## Begin Dataset rows

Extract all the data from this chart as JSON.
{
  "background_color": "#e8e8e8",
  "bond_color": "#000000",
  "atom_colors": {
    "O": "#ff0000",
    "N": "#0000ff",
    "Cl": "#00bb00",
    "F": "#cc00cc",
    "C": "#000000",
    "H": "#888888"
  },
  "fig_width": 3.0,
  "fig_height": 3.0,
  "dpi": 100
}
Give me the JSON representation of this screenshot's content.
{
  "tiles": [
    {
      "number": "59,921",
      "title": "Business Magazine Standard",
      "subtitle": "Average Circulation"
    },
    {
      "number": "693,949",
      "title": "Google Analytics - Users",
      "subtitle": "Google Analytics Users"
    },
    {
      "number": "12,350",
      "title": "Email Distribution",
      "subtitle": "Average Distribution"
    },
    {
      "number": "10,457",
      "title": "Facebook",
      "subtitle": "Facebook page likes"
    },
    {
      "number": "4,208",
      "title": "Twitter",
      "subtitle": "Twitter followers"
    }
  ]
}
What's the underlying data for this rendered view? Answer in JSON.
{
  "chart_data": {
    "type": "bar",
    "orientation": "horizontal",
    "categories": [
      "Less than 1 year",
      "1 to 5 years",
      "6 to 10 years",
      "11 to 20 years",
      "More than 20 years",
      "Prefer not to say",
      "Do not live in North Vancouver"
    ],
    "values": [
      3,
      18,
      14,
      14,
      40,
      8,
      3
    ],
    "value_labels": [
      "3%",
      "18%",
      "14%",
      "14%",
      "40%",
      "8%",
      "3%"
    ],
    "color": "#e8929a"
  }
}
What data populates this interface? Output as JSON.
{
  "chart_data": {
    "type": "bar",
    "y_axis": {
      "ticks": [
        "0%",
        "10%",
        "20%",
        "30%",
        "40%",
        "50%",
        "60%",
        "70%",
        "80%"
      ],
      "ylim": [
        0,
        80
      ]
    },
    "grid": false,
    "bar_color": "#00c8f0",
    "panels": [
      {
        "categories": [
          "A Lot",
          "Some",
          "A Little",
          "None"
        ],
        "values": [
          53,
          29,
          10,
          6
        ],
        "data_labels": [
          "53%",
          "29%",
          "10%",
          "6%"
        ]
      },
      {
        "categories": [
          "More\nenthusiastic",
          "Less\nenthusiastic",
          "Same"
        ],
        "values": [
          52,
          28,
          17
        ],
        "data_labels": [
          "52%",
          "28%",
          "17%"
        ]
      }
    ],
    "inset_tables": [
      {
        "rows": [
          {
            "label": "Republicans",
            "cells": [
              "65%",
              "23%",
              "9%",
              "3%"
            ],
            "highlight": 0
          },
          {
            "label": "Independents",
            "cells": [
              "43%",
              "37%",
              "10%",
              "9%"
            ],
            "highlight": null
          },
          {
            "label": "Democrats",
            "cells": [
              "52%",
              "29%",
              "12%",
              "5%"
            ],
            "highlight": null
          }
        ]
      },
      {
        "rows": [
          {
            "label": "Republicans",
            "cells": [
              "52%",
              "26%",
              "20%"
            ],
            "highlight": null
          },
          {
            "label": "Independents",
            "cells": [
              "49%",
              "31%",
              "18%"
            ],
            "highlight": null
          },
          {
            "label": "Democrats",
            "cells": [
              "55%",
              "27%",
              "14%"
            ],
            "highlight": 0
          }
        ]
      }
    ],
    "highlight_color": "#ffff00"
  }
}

## End Dataset rows

Your task. Of the lines in the records, how many contain the word "Twitter"? Answer with the number and nothing else.

Answer to this task. 2